* **Tasks to perform**:
1. In the Entity Framework codebase overview, condense the paragraph beginning "Open source enterprise projects are a funny thing" into one or two shorter sentences that keep its main point.
2. Reproduce the stretch of the Entity Framework codebase overview from "I couldn't find" through "Unit, 1 VB.NET)", changing "interesting" to "notable".
3. Carry on with the Entity Framework codebase overview from the point where it stops.

* **Document section**:
Friday, March 1, 2013

A brief Entity Framework Codebase Overview

Open source enterprise projects are a funny thing.  Enterprise software leaks seem to get read more often than enterprise open source software; once you willingly release your software, people seem to stop being infatuated with it unless they plan to modify the code.

Few people seem to actually read a portion of it just for the sake of reading it; especially on massive projects.

I couldn't find a single article that gave an overview of what's going on inside the Entity Framework project so I'm hoping to give some objective insight on what I found and point out some of the more interesting things along the way.

Solution Overview

(As of commit a88645f8581c)
Visual Studio 2012
Language : C# with some tests in VB.NET
Lines of Code : 188,547 (145,126 not counting tests)
Projects : 10


Test Projects : 4 (2 Functional, 1 Unit, 1 VB.NET)

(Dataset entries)
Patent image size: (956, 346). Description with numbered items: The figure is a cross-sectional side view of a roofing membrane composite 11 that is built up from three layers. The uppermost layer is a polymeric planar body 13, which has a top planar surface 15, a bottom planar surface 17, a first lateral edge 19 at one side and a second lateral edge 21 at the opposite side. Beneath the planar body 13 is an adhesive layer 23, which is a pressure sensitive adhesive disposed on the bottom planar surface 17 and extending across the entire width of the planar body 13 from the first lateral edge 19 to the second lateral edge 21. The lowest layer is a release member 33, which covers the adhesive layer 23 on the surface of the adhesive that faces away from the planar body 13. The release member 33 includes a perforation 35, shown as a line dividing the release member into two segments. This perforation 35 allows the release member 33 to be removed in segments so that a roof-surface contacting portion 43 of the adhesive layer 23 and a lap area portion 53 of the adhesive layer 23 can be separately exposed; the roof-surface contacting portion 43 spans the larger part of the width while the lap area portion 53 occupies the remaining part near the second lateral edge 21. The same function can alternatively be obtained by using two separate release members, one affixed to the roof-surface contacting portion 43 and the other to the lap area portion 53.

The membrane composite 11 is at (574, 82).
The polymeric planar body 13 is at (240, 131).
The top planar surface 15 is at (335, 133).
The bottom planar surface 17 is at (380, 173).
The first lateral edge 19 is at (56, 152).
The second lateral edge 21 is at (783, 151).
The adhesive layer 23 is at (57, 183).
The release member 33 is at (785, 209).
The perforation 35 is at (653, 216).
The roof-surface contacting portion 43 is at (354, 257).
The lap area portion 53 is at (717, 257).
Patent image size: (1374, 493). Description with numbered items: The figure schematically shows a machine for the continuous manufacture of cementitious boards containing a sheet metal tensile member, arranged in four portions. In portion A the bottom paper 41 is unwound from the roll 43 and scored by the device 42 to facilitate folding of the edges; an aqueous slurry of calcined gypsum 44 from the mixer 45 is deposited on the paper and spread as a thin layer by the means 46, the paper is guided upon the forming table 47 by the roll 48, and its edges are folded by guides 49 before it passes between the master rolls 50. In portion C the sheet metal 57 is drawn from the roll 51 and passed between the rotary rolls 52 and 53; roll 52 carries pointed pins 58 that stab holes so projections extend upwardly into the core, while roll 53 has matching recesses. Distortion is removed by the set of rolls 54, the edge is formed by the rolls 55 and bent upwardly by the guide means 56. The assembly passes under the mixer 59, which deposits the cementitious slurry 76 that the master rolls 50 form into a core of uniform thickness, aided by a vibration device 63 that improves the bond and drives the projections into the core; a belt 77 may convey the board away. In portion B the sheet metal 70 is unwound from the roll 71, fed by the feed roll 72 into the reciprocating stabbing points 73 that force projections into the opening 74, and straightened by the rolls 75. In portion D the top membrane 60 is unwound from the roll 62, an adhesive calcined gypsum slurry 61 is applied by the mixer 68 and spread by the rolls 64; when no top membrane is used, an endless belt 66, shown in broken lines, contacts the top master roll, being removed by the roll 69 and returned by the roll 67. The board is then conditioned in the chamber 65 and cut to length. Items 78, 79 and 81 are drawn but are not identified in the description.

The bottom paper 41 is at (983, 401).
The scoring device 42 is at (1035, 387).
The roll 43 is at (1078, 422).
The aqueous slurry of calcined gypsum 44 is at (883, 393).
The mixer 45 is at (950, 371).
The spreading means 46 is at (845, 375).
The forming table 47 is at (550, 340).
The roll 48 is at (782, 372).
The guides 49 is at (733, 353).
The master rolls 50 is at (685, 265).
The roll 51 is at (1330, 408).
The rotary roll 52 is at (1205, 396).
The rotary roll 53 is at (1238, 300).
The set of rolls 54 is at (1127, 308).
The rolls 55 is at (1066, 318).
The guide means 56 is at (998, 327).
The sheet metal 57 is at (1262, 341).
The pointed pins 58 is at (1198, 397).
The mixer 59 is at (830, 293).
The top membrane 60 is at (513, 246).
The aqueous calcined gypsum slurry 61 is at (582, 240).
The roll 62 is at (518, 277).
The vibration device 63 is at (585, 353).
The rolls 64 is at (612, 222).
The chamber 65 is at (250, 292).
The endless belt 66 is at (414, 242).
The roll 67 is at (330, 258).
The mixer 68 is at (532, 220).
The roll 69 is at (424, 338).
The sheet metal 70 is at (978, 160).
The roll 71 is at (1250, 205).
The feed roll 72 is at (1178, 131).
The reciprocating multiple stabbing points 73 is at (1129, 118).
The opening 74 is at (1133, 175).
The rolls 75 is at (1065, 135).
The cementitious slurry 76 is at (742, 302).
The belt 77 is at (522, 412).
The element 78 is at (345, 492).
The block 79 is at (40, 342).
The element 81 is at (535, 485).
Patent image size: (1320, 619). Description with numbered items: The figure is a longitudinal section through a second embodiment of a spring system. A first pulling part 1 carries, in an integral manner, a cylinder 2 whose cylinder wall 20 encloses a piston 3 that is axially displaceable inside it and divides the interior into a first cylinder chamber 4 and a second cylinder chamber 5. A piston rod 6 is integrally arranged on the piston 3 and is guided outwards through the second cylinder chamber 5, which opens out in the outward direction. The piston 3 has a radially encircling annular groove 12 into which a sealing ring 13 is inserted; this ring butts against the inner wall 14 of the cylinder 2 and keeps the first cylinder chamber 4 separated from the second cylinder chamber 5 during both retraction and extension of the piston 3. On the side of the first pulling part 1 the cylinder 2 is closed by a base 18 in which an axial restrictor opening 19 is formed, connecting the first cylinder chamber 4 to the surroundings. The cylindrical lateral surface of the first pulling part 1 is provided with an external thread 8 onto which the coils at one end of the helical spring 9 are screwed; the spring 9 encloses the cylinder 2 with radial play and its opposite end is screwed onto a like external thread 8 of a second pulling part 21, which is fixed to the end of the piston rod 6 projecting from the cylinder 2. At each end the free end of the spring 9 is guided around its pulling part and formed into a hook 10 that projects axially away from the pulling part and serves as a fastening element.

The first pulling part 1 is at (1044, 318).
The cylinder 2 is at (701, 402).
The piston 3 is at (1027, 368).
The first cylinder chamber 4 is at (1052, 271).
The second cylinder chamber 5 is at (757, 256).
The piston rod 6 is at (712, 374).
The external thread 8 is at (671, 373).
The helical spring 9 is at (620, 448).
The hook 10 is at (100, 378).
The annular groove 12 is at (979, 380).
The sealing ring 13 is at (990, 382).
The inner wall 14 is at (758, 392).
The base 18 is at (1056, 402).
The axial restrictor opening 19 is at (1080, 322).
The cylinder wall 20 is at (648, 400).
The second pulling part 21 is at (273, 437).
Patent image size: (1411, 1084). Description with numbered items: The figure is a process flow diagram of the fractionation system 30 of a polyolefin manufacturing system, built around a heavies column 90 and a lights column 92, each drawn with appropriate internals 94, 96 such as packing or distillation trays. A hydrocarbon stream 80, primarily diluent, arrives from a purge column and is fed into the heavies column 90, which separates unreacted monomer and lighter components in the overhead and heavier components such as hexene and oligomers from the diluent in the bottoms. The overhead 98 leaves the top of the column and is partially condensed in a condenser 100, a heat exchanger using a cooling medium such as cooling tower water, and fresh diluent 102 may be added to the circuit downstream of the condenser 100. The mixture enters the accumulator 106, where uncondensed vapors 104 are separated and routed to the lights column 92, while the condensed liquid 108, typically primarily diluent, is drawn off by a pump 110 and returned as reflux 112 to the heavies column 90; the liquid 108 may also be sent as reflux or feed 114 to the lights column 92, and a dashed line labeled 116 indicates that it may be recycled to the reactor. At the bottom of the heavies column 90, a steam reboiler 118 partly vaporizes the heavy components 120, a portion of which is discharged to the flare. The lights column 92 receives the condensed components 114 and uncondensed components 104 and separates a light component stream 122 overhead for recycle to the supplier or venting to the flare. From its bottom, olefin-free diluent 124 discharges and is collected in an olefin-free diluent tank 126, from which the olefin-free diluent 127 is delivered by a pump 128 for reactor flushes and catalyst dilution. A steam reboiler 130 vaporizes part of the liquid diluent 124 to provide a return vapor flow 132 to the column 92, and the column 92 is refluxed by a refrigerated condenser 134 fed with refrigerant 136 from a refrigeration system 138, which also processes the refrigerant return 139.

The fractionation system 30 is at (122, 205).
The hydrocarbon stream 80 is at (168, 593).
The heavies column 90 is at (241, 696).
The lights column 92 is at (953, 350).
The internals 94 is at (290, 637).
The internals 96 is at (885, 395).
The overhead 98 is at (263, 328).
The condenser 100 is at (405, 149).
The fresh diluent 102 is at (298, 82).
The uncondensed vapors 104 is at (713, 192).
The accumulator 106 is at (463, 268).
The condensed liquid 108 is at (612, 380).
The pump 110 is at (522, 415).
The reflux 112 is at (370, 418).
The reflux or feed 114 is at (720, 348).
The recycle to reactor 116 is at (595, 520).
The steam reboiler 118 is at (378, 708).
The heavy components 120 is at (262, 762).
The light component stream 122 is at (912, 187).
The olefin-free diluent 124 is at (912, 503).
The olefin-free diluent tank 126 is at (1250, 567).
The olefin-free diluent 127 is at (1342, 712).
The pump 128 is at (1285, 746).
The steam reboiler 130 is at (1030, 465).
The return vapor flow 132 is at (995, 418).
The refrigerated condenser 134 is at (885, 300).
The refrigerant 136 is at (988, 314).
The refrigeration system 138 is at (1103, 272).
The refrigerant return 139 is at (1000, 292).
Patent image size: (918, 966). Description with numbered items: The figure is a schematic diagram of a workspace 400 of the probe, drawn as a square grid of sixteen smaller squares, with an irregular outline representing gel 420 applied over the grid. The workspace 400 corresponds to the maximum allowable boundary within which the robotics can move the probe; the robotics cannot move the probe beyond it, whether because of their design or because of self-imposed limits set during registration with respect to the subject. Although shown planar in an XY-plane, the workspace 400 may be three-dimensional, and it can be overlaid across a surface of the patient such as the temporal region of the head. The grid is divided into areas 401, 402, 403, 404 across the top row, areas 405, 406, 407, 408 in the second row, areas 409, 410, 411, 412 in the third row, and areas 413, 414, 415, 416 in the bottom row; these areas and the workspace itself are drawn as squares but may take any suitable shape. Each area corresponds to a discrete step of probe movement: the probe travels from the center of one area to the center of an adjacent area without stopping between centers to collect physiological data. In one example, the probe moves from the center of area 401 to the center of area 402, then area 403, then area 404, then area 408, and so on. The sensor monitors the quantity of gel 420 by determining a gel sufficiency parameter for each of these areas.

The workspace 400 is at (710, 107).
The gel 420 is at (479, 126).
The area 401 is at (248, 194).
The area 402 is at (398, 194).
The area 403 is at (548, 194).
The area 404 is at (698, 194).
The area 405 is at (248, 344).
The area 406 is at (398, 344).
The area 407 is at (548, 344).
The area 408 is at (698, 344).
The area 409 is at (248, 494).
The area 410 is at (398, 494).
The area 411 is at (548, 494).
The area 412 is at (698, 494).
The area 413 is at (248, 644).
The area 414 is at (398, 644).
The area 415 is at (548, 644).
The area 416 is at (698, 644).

* **Replies**:
1. Open source enterprise projects are odd: leaked enterprise software gets read more than openly released code, which people lose interest in unless they plan to modify it.

2.
I couldn't find a single article that gave an overview of what's going on inside the Entity Framework project so I'm hoping to give some objective insight on what I found and point out some of the more notable things along the way.

Solution Overview

(As of commit a88645f8581c)
Visual Studio 2012
Language : C# with some tests in VB.NET
Lines of Code : 188,547 (145,126 not counting tests)
Projects : 10


Test Projects : 4 (2 Functional, 1 Unit, 1 VB.NET)

3.
Test Framework : xUnit (No test initialize supported or test class constructors used)

Solution Build Time : 29.26 seconds

Test count, run time


Unit : 4713 tests ran in 233.59 seconds
Functional : 3541 tests ran in 822.97 seconds
Functional.Transitional : 1865 tests ran in 344.25 seconds
VB.NET : 47 tests, ran in 6.28 seconds

(All Done on quad core i7 3.4 GHz with TestDriven.Net)

FxCop rules Standards : Microsoft Managed Recommended rules and a custom ruleset for the EntityFramework assembly.
FxCop Rules suppressions : 2,345

Some Code Overview


How are are the nuances of every different SQL server version handled?  This was one of my biggest curiosities when I opened this project.  Take a second to postulate.

The answer?  Lots of inline version checks and great test coverage.  Here's some code that has to wrangle multiple versions of SQL server.

Fun fact : SQL Server 2008 is still referred to as its codename "Katmai" in comments and method names all over the codebase.  Same goes for SQL Server 2005 "Yukon"

Here are the accompanying tests for the above code that cover all SQL server versions.  (Interesting that they chose underscores to separate words in test names over camel casing.)


Part of the coding standard is to use 'var' in local variable declaration wherever possible. Not uncommon and apart of my standards as well.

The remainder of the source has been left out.